- WHAT IS EXPECTED
Go through the data below. List every line that holds the word "Output".

- DATA LISTING
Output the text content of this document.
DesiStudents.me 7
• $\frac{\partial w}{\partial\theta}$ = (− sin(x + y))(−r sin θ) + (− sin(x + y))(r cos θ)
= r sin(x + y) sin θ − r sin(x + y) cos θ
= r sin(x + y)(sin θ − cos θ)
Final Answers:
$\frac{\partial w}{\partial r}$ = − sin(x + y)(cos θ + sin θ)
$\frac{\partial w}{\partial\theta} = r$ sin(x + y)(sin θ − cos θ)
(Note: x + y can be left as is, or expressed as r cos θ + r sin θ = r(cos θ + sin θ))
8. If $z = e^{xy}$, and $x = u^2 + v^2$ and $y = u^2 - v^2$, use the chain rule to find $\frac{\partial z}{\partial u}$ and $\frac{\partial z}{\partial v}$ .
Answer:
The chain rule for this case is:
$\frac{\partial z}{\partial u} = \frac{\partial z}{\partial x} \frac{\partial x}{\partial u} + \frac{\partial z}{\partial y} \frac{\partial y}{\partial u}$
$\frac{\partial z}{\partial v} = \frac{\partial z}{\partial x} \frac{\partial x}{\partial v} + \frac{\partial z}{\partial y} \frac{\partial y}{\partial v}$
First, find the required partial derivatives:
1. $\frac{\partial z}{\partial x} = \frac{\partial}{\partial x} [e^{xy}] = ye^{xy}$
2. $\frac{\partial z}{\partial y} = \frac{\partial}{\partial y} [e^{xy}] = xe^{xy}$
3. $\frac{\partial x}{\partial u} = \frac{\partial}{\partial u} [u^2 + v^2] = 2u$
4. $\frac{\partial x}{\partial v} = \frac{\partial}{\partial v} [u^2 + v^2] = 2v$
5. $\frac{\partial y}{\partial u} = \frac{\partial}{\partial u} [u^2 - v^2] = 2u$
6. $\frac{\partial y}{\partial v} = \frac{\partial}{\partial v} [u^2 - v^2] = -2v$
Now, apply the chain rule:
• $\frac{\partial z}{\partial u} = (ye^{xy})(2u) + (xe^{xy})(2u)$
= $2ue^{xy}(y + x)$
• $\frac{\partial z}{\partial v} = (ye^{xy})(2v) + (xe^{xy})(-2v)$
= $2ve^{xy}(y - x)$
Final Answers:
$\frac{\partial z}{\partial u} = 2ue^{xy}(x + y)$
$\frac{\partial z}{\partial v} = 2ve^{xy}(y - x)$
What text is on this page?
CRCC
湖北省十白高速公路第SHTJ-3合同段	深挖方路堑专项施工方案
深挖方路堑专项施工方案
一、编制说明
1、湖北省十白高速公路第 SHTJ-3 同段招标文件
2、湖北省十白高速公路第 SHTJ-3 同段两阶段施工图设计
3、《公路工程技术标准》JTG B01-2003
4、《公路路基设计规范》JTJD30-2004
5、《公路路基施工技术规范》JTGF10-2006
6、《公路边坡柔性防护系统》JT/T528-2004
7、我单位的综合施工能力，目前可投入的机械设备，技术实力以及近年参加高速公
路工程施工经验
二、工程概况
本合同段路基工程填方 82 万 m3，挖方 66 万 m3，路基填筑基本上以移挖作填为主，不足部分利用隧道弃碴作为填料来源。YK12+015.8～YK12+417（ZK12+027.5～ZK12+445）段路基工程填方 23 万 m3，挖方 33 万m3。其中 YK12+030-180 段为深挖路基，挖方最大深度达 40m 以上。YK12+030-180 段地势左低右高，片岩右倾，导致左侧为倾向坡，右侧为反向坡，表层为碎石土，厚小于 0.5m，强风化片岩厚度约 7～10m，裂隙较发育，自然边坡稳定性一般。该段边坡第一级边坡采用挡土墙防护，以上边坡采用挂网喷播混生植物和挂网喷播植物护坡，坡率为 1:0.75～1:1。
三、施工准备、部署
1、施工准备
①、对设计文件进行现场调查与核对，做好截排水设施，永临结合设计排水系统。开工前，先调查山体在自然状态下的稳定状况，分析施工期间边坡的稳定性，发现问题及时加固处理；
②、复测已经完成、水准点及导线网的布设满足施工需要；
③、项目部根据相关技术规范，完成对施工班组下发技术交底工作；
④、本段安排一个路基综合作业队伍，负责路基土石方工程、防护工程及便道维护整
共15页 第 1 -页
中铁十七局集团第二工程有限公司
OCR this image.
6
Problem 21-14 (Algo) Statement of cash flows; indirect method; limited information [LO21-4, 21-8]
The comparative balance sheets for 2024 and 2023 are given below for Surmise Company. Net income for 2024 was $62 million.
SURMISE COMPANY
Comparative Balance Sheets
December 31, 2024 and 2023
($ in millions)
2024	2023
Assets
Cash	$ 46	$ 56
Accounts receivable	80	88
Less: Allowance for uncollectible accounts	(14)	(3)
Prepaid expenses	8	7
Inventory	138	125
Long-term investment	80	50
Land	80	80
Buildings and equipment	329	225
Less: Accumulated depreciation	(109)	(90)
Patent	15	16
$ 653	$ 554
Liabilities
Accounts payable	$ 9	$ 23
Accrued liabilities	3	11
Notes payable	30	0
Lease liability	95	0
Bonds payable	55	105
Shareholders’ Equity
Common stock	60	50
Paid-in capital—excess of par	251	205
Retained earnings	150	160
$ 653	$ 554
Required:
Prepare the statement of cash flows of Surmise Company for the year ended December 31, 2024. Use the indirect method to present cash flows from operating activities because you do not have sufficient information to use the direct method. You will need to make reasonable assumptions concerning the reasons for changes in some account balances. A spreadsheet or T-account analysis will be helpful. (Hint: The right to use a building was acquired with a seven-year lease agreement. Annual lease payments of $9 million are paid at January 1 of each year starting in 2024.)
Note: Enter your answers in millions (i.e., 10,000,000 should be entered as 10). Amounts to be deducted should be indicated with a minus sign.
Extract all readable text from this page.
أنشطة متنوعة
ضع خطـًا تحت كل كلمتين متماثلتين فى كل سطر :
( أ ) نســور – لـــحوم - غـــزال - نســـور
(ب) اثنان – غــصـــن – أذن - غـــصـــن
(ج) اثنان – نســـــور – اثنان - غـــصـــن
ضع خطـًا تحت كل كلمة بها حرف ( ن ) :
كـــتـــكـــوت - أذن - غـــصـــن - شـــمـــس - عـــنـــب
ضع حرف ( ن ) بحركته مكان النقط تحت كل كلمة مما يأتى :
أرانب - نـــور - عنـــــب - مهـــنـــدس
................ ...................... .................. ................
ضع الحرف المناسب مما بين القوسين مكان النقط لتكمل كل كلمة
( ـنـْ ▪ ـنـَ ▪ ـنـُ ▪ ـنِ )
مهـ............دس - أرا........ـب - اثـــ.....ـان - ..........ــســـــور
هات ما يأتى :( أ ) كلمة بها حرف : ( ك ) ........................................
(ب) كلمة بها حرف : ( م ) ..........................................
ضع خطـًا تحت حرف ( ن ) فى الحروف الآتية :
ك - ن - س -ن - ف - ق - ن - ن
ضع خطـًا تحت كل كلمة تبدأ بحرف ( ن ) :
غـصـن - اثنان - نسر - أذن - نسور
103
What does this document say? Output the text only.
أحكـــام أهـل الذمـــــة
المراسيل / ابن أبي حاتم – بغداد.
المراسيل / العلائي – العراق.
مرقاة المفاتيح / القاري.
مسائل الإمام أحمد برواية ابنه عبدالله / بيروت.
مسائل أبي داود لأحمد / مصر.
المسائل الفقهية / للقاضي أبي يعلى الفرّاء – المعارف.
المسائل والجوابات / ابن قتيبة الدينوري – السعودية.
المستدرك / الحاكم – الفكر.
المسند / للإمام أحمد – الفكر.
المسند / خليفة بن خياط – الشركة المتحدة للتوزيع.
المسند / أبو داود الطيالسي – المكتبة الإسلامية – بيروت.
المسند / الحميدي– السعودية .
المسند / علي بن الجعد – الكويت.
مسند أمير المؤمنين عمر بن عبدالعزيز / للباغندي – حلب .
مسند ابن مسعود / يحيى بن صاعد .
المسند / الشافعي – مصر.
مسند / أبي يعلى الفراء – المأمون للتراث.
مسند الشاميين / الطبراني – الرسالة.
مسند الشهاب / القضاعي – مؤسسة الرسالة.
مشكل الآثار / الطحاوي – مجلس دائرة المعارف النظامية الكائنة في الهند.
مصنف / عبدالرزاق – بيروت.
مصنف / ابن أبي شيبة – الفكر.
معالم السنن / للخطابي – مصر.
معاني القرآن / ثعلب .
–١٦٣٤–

- PROBLEM SOLUTION
Output the text content of this document.
What does this document say? Output the text only.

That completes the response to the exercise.